**Questions to answer**
1. According to the post on Andrew Wyeth, in which painting is the wind blowing nets hung out to dry given spiritual weight?
2. Please copy word for word the portion of the post on Andrew Wyeth that opens with the words containing "However I may" and closes with "my own vision.".
3. Write what follows the last sentence of the post on Andrew Wyeth, carrying it on from that point.

**Supplied text**
---------------

Saturday, October 1, 2011

Home

Wind from the Sea, Andrew Wyeth
Little known fact -- my favorite twentieth century painter is Andrew Wyeth.  The exhibition of the Helga paintings at the Smithsonian is the first time art on walls came close to capturing my attention the way the dinosaur bones at the Natural History Museum could. As an adult, looking with the eyes of someone who aspires to artistry, I am humbled and enlightened by his work in one of the most difficult of the painter's mediums. If I could paint with a tenth, a fiftieth even of his mastery, I would be a happy woman.

However I may envy his technical mastery, I would not hunger after his work if he were no more than a bravura technician. The starkness of the world Wyeth paints, alleviated with the touches of civilization, but never banished reminds me of Alaska.  His subjects -- farmers, fishermen, interior and exterior landscapes -- are illuminated by the fineness of his attention.  Stray threads in old lace curtains and decaying work boots with a bit of wear left in them are given equal dignity with fallow fields and hungry sea.  His depictions are loving, finding beauty in the deeply mundane.  The wind blowing nets hung out to dry is given spiritual weight in Pentecost. So I return to him again and again, seeking renewal of my own vision.

---------------

**Data records**
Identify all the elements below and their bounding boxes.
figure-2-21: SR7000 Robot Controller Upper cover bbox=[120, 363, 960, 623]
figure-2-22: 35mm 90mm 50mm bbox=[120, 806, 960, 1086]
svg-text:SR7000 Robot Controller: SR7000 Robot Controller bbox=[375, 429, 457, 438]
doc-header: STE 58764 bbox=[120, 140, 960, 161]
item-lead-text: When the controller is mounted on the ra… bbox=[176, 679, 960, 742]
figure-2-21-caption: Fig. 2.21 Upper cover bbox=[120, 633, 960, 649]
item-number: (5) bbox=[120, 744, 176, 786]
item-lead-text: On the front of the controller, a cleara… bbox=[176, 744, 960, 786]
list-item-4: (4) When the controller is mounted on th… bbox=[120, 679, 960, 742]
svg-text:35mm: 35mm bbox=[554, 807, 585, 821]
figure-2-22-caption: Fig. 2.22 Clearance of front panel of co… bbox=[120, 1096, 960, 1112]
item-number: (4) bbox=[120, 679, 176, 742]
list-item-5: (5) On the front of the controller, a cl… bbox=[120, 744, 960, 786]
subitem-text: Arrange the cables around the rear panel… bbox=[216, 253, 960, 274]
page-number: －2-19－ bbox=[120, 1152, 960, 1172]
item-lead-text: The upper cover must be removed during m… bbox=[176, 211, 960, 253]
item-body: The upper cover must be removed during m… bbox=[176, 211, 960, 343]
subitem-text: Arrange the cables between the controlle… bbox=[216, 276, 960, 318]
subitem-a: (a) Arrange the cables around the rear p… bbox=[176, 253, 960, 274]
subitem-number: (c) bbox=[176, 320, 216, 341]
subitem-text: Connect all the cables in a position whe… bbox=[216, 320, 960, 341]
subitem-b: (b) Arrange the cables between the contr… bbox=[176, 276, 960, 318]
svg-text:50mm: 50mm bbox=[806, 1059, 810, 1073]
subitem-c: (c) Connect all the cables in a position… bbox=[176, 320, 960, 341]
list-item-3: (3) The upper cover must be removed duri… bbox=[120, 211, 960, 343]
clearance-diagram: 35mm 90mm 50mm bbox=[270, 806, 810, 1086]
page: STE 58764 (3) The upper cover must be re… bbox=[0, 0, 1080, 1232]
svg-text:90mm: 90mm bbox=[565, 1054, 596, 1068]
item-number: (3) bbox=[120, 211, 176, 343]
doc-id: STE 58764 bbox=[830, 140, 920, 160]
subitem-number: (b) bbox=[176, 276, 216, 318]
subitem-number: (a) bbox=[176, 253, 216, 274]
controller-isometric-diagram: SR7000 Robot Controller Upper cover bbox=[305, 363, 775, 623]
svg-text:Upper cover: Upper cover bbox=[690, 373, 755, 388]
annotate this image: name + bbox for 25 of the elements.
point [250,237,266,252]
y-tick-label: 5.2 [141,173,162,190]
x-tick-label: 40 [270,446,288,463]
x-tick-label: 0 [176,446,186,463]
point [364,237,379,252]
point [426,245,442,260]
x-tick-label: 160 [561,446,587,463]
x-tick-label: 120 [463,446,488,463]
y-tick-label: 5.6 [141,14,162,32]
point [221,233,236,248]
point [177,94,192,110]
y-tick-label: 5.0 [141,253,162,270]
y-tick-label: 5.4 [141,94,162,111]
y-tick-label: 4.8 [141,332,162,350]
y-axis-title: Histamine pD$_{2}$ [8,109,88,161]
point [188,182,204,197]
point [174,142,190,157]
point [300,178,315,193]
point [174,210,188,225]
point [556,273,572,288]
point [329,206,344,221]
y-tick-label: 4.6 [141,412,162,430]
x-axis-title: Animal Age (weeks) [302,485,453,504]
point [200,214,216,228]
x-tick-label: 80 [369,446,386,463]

---------------

**Answers to the tasks**
1. Pentecost.

2.
However I may envy his technical mastery, I would not hunger after his work if he were no more than a bravura technician. The starkness of the world Wyeth paints, alleviated with the touches of civilization, but never banished reminds me of Alaska.  His subjects -- farmers, fishermen, interior and exterior landscapes -- are illuminated by the fineness of his attention.  Stray threads in old lace curtains and decaying work boots with a bit of wear left in them are given equal dignity with fallow fields and hungry sea.  His depictions are loving, finding beauty in the deeply mundane.  The wind blowing nets hung out to dry is given spiritual weight in Pentecost. So I return to him again and again, seeking renewal of my own vision.

3.
T.S. Eliot in Little Gidding gets at this sense of what I want to say about Wyeth's paintings in far fewer words:

We shall not cease from exploration
And the end of all our exploring
Will be to arrive where we started
And know the place for the first time.
When the last of earth left to discover
Is that which was the beginning
I am quoting and offering artwork, because trying to talk about moving and making a new life in a place that is not Alaska is something that defies words for me.  I miss the sense of home that illuminates Wyeth's paintings, and while waking up in Seattle no longer causes me to feel like I've just lost everything I love, I still do not feel like I belong. Not really.  I'm making friends.  I have course work I find meaningful.  But I do not have the knowledge of place that tells me the names of the plants I see when I walk in the woods, or where to buy kaffir lime leaves (not that I need kaffir lime leaves right now, but I can easily think of three or four places to buy them in Anchorage). 


But why should I expect Seattle to feel as comfortable as Anchorage? It took me the better part of twenty years to grow into that local knowledge.  But I don't want to wait.  I want to feel at home now or at least not be wedded to google maps for finding anything outside of the Hill and a small section of downtown.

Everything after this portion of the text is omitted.